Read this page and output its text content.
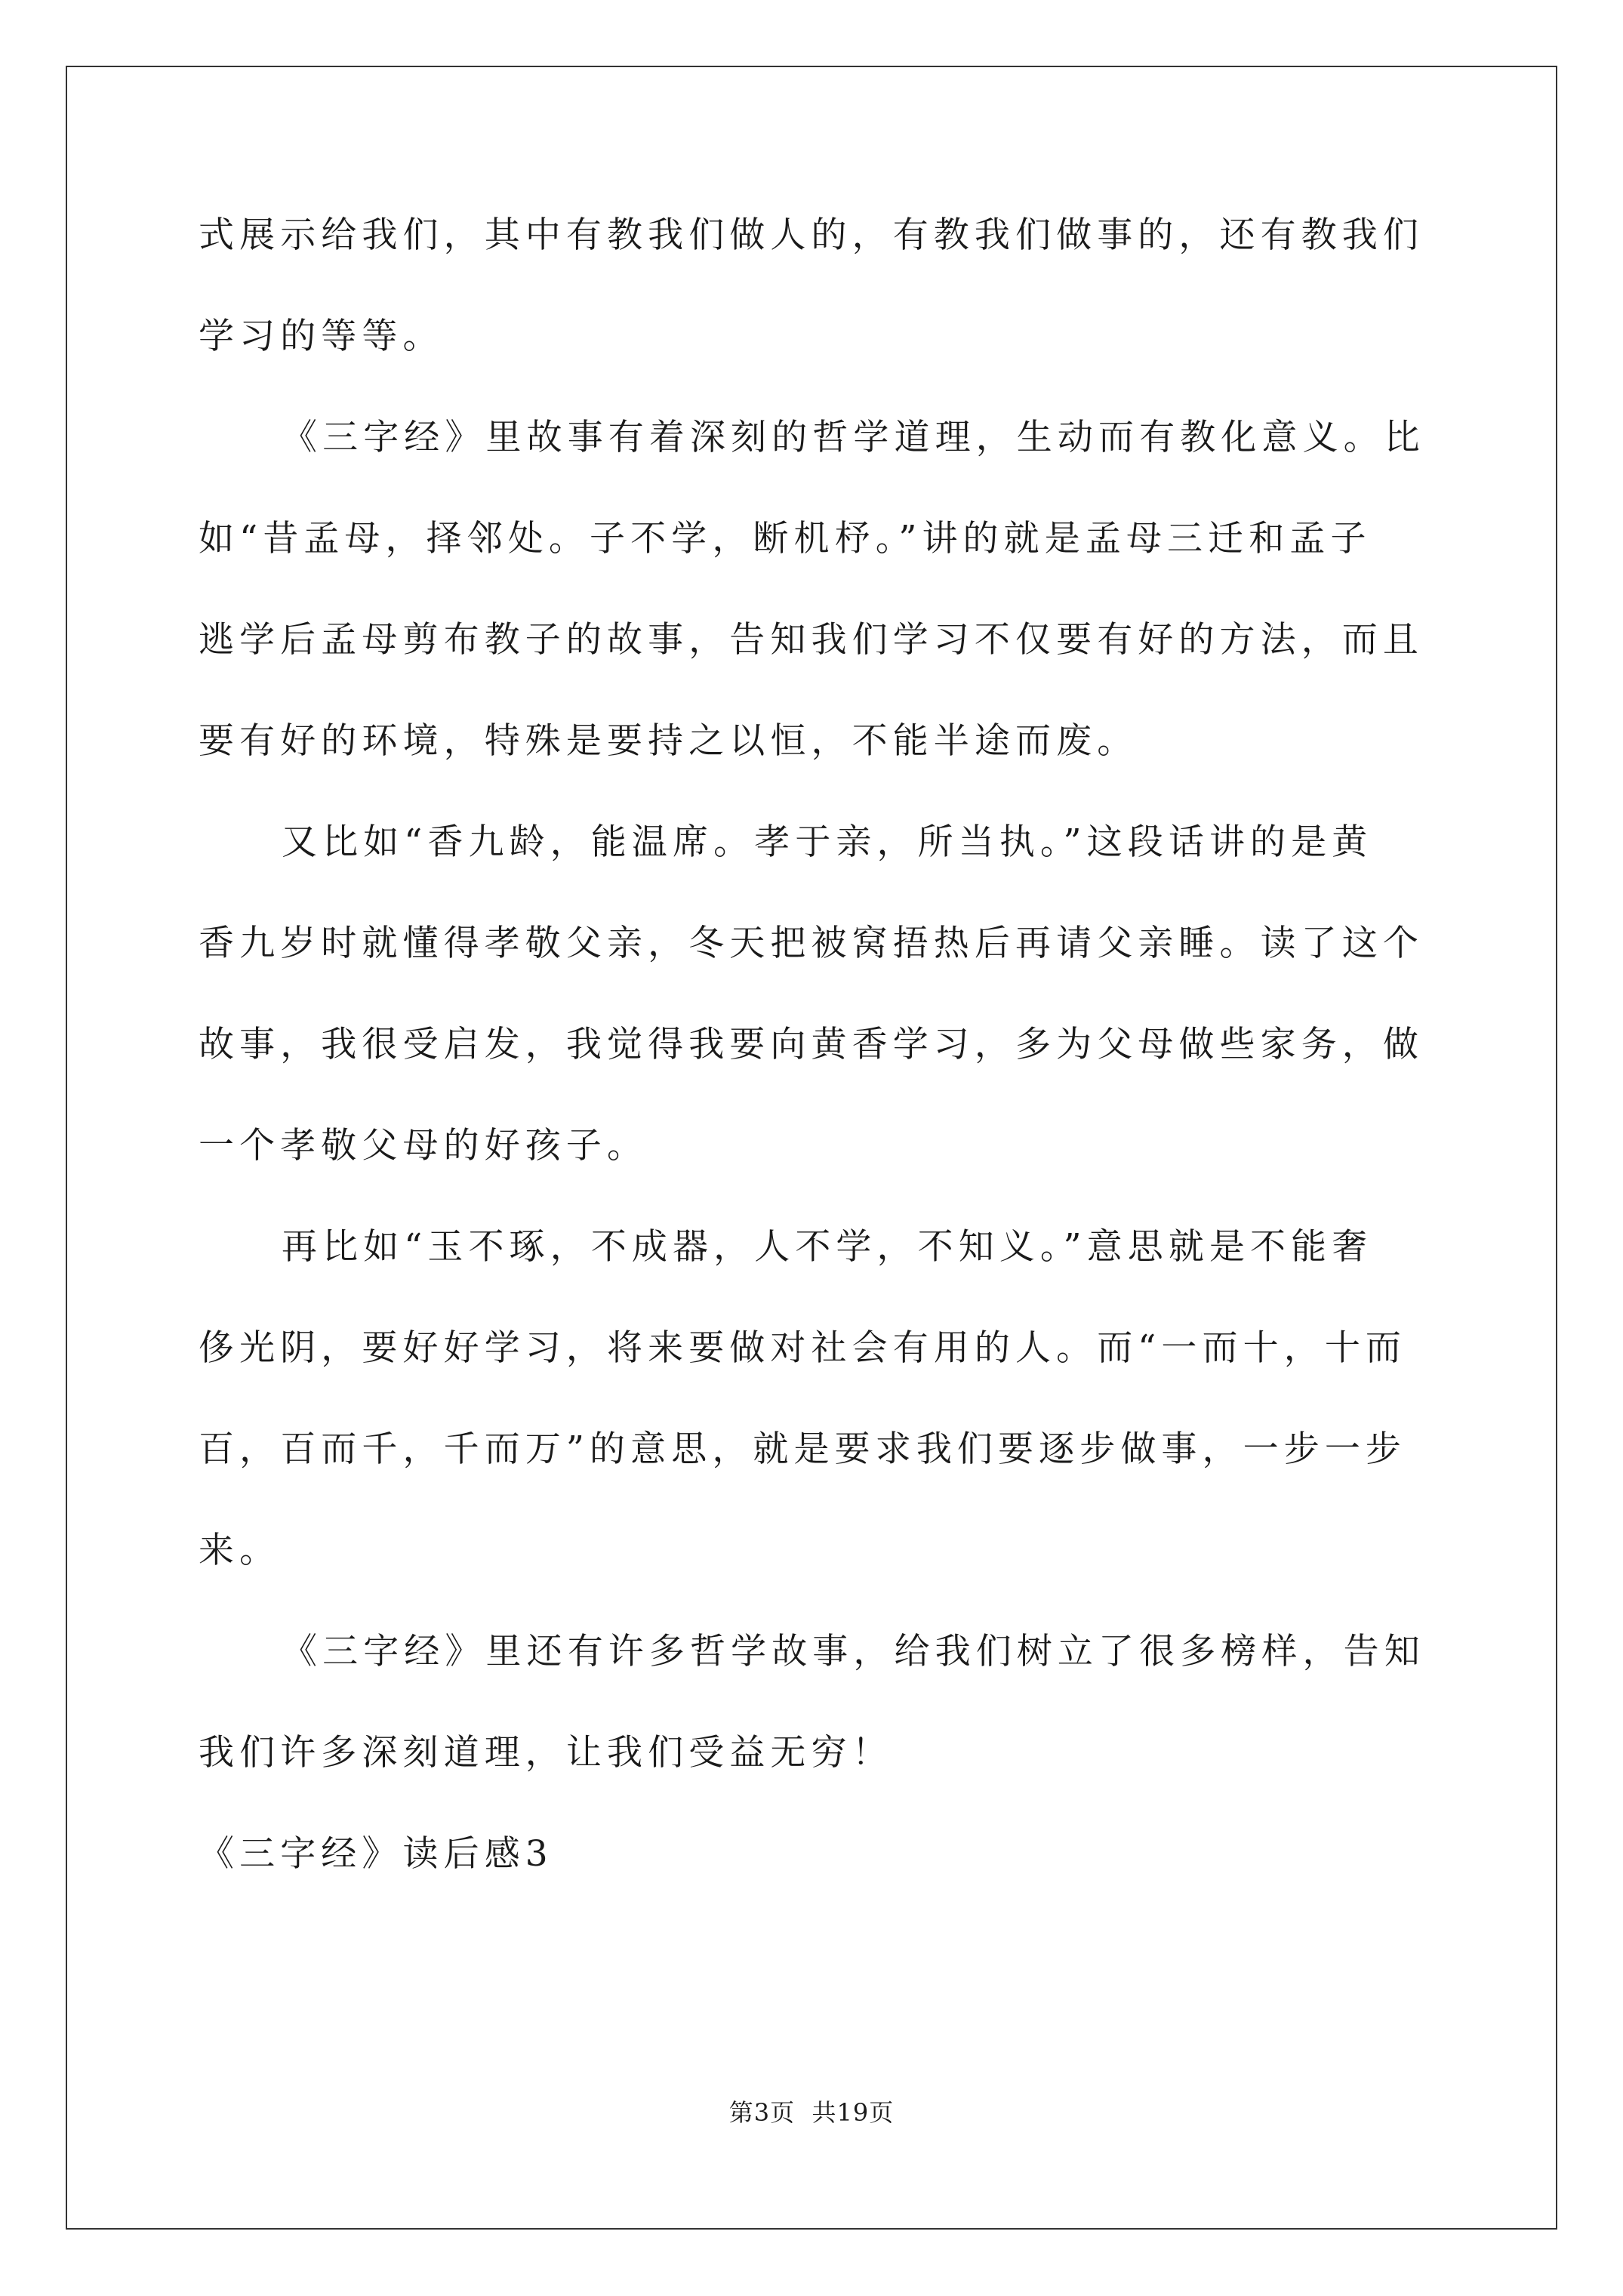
式展示给我们，其中有教我们做人的，有教我们做事的，还有教我们
学习的等等。
《三字经》里故事有着深刻的哲学道理，生动而有教化意义。比
如“昔孟母，择邻处。子不学，断机杼。”讲的就是孟母三迁和孟子
逃学后孟母剪布教子的故事，告知我们学习不仅要有好的方法，而且
要有好的环境，特殊是要持之以恒，不能半途而废。
又比如“香九龄，能温席。孝于亲，所当执。”这段话讲的是黄
香九岁时就懂得孝敬父亲，冬天把被窝捂热后再请父亲睡。读了这个
故事，我很受启发，我觉得我要向黄香学习，多为父母做些家务，做
一个孝敬父母的好孩子。
再比如“玉不琢，不成器，人不学，不知义。”意思就是不能奢
侈光阴，要好好学习，将来要做对社会有用的人。而“一而十，十而
百，百而千，千而万”的意思，就是要求我们要逐步做事，一步一步
来。
《三字经》里还有许多哲学故事，给我们树立了很多榜样，告知
我们许多深刻道理，让我们受益无穷！
《三字经》读后感3
第3页  共19页
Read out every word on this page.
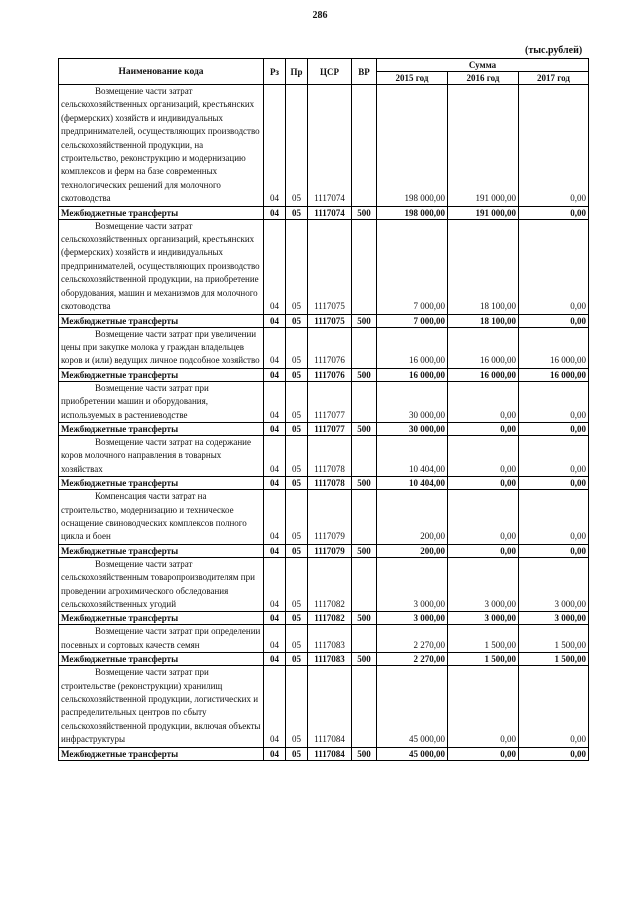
286
(тыс.рублей)
Наименование кода	Рз	Пр	ЦСР	ВР	Сумма		
					2015 год	2016 год	2017 год
Возмещение части затрат сельскохозяйственных организаций, крестьянских (фермерских) хозяйств и индивидуальных предпринимателей, осуществляющих производство сельскохозяйственной продукции, на строительство, реконструкцию и модернизацию комплексов и ферм на базе современных технологических решений для молочного скотоводства	04	05	1117074		198 000,00	191 000,00	0,00
Межбюджетные трансферты	04	05	1117074	500	198 000,00	191 000,00	0,00
Возмещение части затрат сельскохозяйственных организаций, крестьянских (фермерских) хозяйств и индивидуальных предпринимателей, осуществляющих производство сельскохозяйственной продукции, на приобретение оборудования, машин и механизмов для молочного скотоводства	04	05	1117075		7 000,00	18 100,00	0,00
Межбюджетные трансферты	04	05	1117075	500	7 000,00	18 100,00	0,00
Возмещение части затрат при увеличении цены при закупке молока у граждан владельцев коров и (или) ведущих личное подсобное хозяйство	04	05	1117076		16 000,00	16 000,00	16 000,00
Межбюджетные трансферты	04	05	1117076	500	16 000,00	16 000,00	16 000,00
Возмещение части затрат при приобретении машин и оборудования, используемых в растениеводстве	04	05	1117077		30 000,00	0,00	0,00
Межбюджетные трансферты	04	05	1117077	500	30 000,00	0,00	0,00
Возмещение части затрат на содержание коров молочного направления в товарных хозяйствах	04	05	1117078		10 404,00	0,00	0,00
Межбюджетные трансферты	04	05	1117078	500	10 404,00	0,00	0,00
Компенсация части затрат на строительство, модернизацию и техническое оснащение свиноводческих комплексов полного цикла и боен	04	05	1117079		200,00	0,00	0,00
Межбюджетные трансферты	04	05	1117079	500	200,00	0,00	0,00
Возмещение части затрат сельскохозяйственным товаропроизводителям при проведении агрохимического обследования сельскохозяйственных угодий	04	05	1117082		3 000,00	3 000,00	3 000,00
Межбюджетные трансферты	04	05	1117082	500	3 000,00	3 000,00	3 000,00
Возмещение части затрат при определении посевных и сортовых качеств семян	04	05	1117083		2 270,00	1 500,00	1 500,00
Межбюджетные трансферты	04	05	1117083	500	2 270,00	1 500,00	1 500,00
Возмещение части затрат при строительстве (реконструкции) хранилищ сельскохозяйственной продукции, логистических и распределительных центров по сбыту сельскохозяйственной продукции, включая объекты инфраструктуры	04	05	1117084		45 000,00	0,00	0,00
Межбюджетные трансферты	04	05	1117084	500	45 000,00	0,00	0,00
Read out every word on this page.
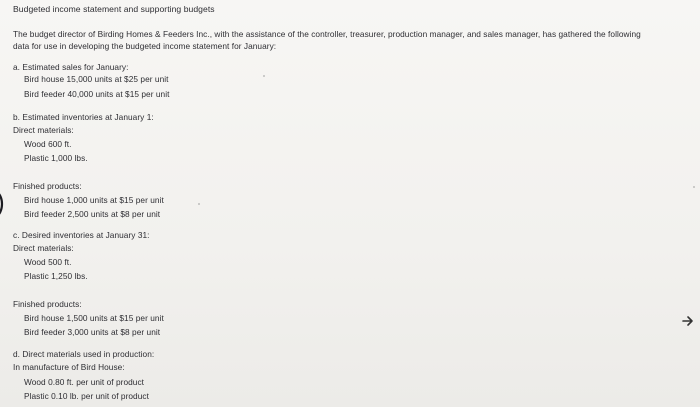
Budgeted income statement and supporting budgets
The budget director of Birding Homes & Feeders Inc., with the assistance of the controller, treasurer, production manager, and sales manager, has gathered the following
data for use in developing the budgeted income statement for January:
a. Estimated sales for January:
Bird house 15,000 units at $25 per unit
Bird feeder 40,000 units at $15 per unit
b. Estimated inventories at January 1:
Direct materials:
Wood 600 ft.
Plastic 1,000 lbs.
Finished products:
Bird house 1,000 units at $15 per unit
Bird feeder 2,500 units at $8 per unit
c. Desired inventories at January 31:
Direct materials:
Wood 500 ft.
Plastic 1,250 lbs.
Finished products:
Bird house 1,500 units at $15 per unit
Bird feeder 3,000 units at $8 per unit
d. Direct materials used in production:
In manufacture of Bird House:
Wood 0.80 ft. per unit of product
Plastic 0.10 lb. per unit of product
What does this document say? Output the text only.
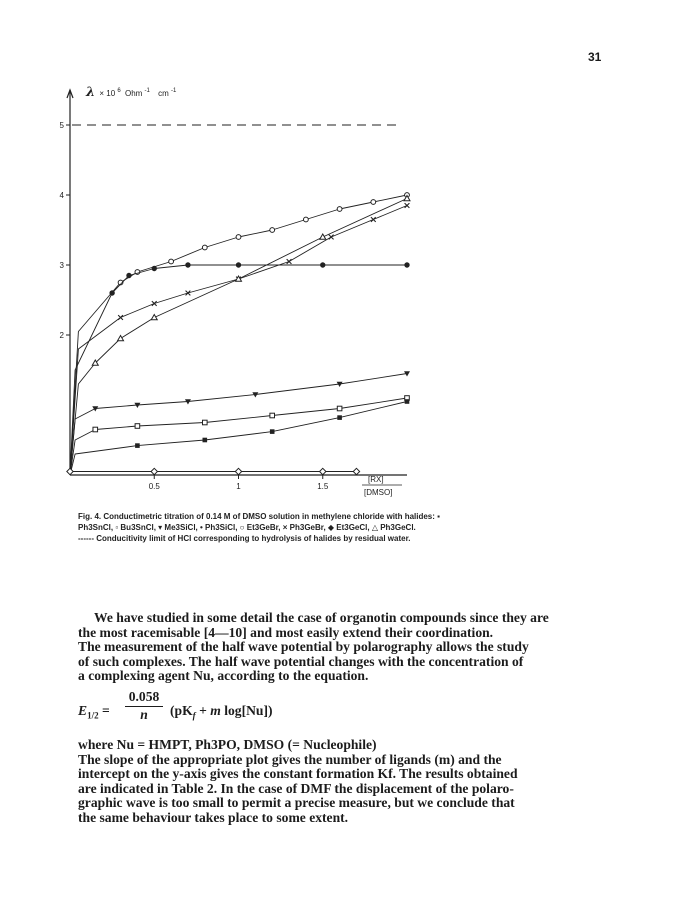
31
2
3
4
5
0.5	1	1.5
λ × 10 $^6$ Ohm $^{-1}$ cm $^{-1}$
[RX]
[DMSO]
Fig. 4. Conductimetric titration of 0.14 M of DMSO solution in methylene chloride with halides: ▪
Ph3SnCl, ▫ Bu3SnCl, ▾ Me3SiCl, • Ph3SiCl, ○ Et3GeBr, × Ph3GeBr, ◆ Et3GeCl, △ Ph3GeCl.
------ Conducitivity limit of HCl corresponding to hydrolysis of halides by residual water.

We have studied in some detail the case of organotin compounds since they are

the most racemisable [4—10] and most easily extend their coordination.

The measurement of the half wave potential by polarography allows the study

of such complexes. The half wave potential changes with the concentration of

a complexing agent Nu, according to the equation.

$E_{1/2} = \frac{0.058}{n} (pK_f + m$ log[Nu])

where Nu = HMPT, Ph3PO, DMSO (= Nucleophile)

The slope of the appropriate plot gives the number of ligands (m) and the

intercept on the y-axis gives the constant formation Kf. The results obtained

are indicated in Table 2. In the case of DMF the displacement of the polaro-

graphic wave is too small to permit a precise measure, but we conclude that

the same behaviour takes place to some extent.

Task statement —
Copy every line of the listing where the word "text" appears.

Expected answer —
Read this page and output its text content.
What does this document say? Output the text only.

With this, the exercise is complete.